* [Data for this task]
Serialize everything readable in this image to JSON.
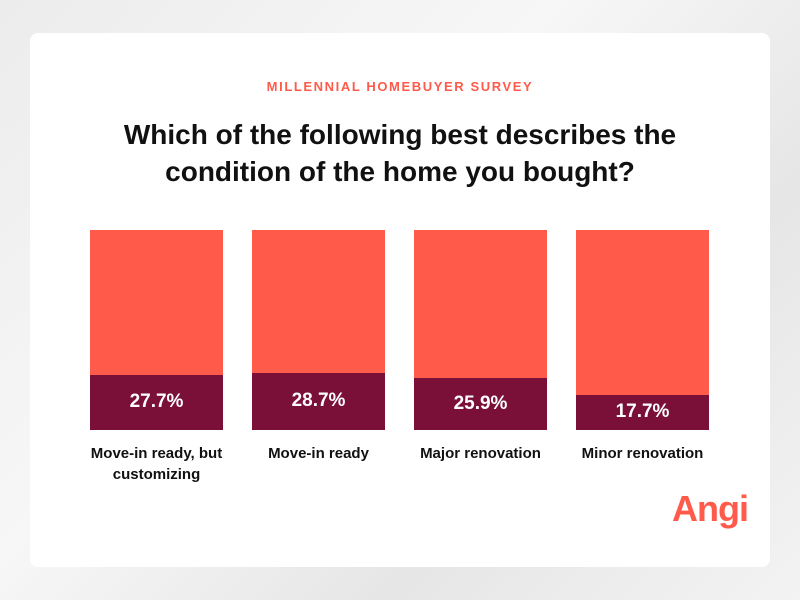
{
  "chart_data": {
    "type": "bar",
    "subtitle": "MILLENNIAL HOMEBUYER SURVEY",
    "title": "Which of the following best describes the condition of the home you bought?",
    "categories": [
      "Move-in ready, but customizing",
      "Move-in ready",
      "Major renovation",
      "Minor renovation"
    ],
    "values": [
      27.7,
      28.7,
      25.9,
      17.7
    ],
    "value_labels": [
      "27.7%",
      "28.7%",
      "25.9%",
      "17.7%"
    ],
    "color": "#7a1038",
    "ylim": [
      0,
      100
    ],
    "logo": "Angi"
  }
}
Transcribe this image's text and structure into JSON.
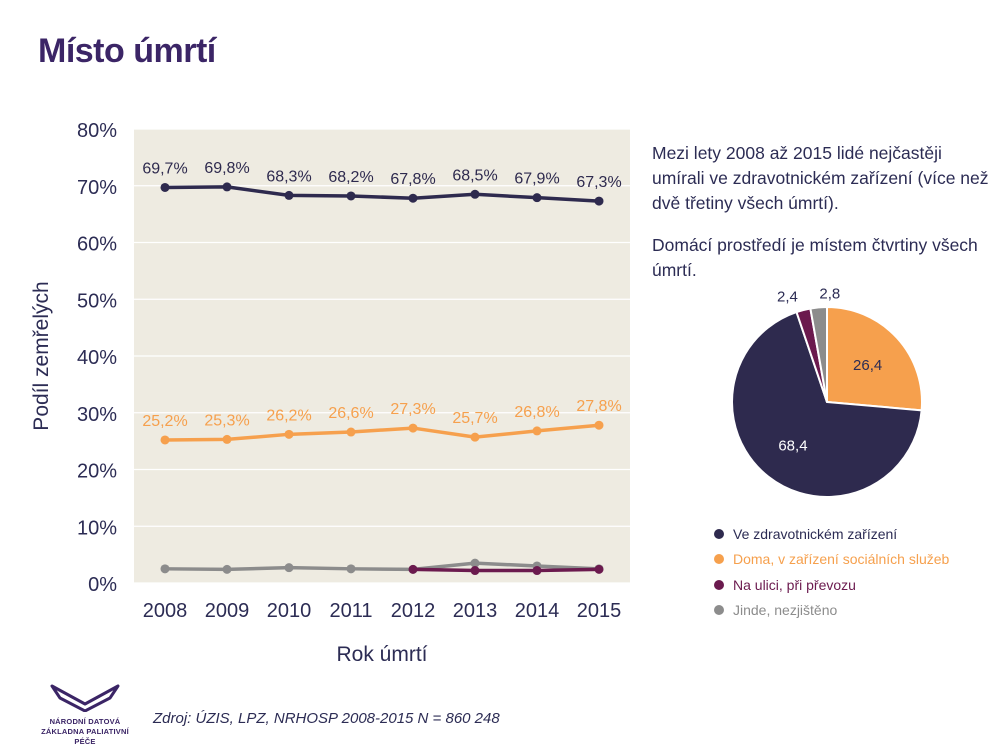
==
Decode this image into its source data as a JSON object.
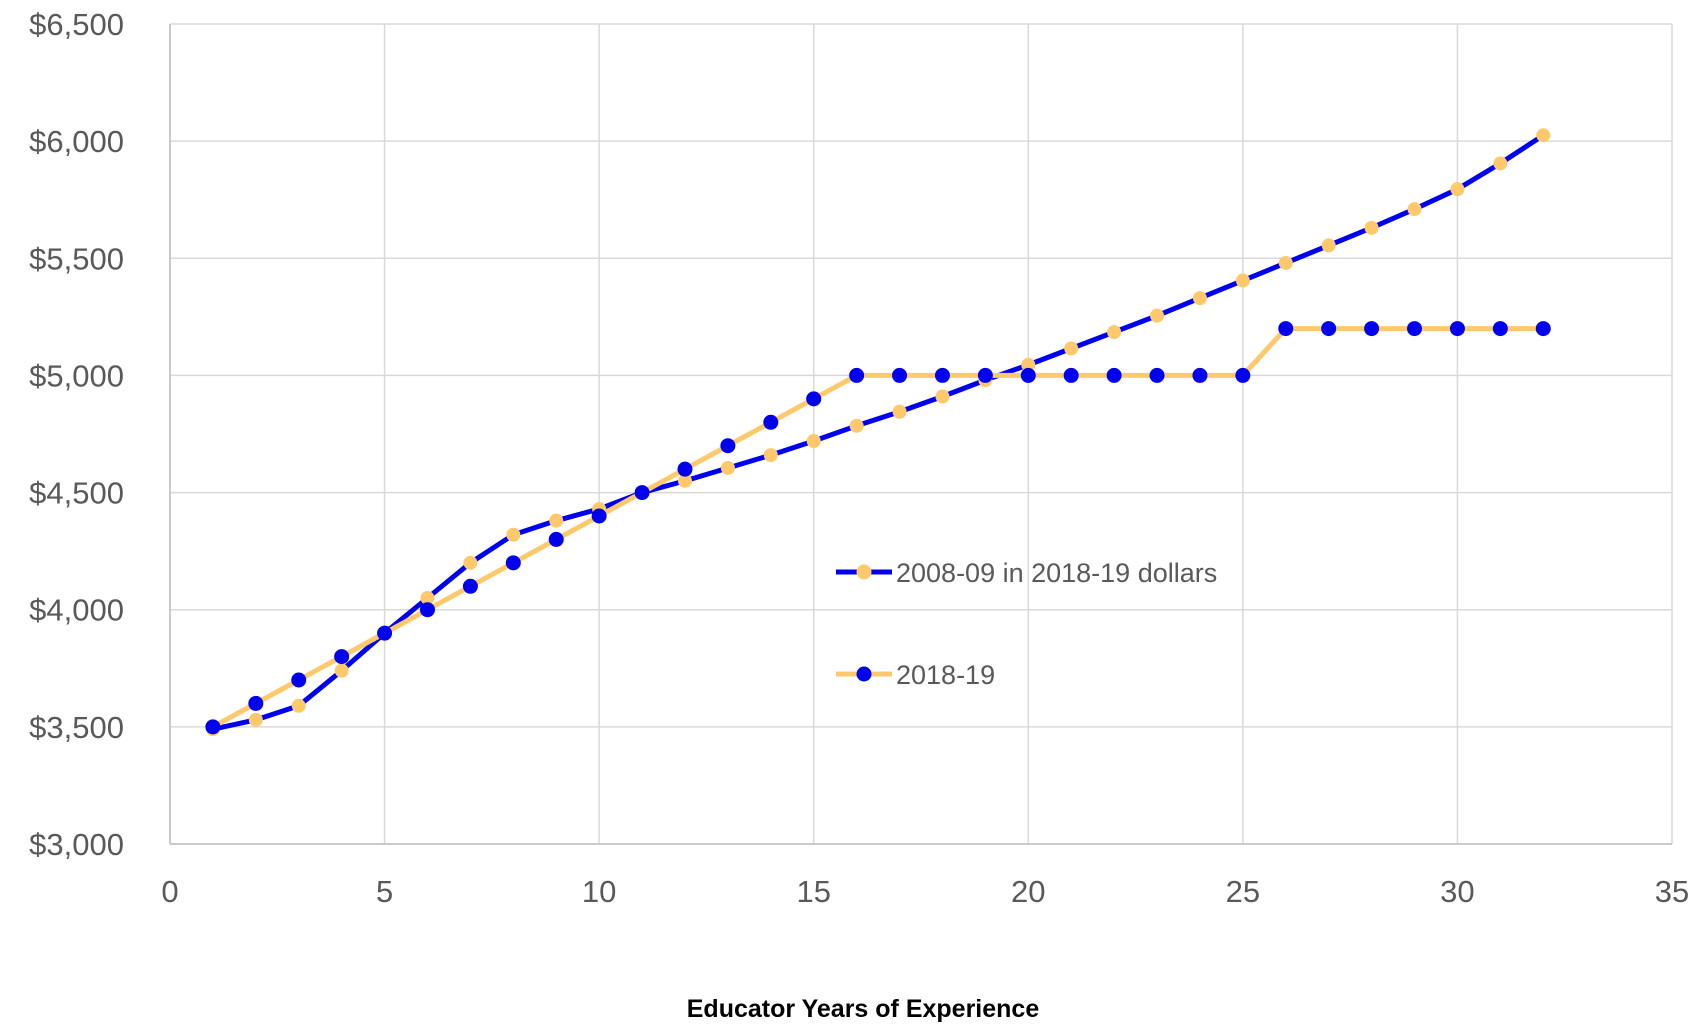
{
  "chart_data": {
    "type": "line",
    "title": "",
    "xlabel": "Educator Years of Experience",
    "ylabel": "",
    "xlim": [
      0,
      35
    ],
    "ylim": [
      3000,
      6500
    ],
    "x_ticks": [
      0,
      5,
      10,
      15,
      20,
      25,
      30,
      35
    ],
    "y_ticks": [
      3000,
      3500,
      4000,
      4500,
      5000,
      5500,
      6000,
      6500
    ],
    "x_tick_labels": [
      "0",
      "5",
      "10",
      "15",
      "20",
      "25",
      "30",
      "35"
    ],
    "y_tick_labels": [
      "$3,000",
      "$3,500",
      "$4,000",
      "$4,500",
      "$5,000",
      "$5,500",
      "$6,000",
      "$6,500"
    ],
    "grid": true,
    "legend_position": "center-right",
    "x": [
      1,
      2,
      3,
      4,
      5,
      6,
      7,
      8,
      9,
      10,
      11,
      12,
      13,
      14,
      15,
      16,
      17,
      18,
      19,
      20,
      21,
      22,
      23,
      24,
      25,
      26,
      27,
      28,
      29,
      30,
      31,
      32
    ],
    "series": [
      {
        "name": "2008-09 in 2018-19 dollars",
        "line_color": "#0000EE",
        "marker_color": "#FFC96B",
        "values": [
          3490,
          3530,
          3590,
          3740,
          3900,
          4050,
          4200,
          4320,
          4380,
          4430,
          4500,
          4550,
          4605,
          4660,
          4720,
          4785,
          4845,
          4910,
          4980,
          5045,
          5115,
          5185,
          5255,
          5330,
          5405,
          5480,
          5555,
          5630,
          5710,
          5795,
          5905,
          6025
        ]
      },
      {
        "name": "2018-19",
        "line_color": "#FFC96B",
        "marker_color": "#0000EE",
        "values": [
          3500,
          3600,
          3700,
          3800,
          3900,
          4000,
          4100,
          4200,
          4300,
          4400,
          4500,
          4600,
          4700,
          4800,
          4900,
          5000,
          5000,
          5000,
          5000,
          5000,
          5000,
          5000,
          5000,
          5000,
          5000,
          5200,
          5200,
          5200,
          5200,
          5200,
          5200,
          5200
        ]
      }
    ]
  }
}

* [What the exercise asks] Make an exact copy of the lines from the one holding "Serialize everything readable" through the one holding "Transcribe this image's", end lines included, without the pictures.

* [Exercise response]
Serialize everything readable in this image to JSON.
{
  "chart_data": {
    "type": "bar",
    "subtitle": "MILLENNIAL HOMEBUYER SURVEY",
    "title": "Which of the following best describes the condition of the home you bought?",
    "categories": [
      "Move-in ready, but customizing",
      "Move-in ready",
      "Major renovation",
      "Minor renovation"
    ],
    "values": [
      27.7,
      28.7,
      25.9,
      17.7
    ],
    "value_labels": [
      "27.7%",
      "28.7%",
      "25.9%",
      "17.7%"
    ],
    "color": "#7a1038",
    "ylim": [
      0,
      100
    ],
    "logo": "Angi"
  }
}
Transcribe this image's text and structure into JSON.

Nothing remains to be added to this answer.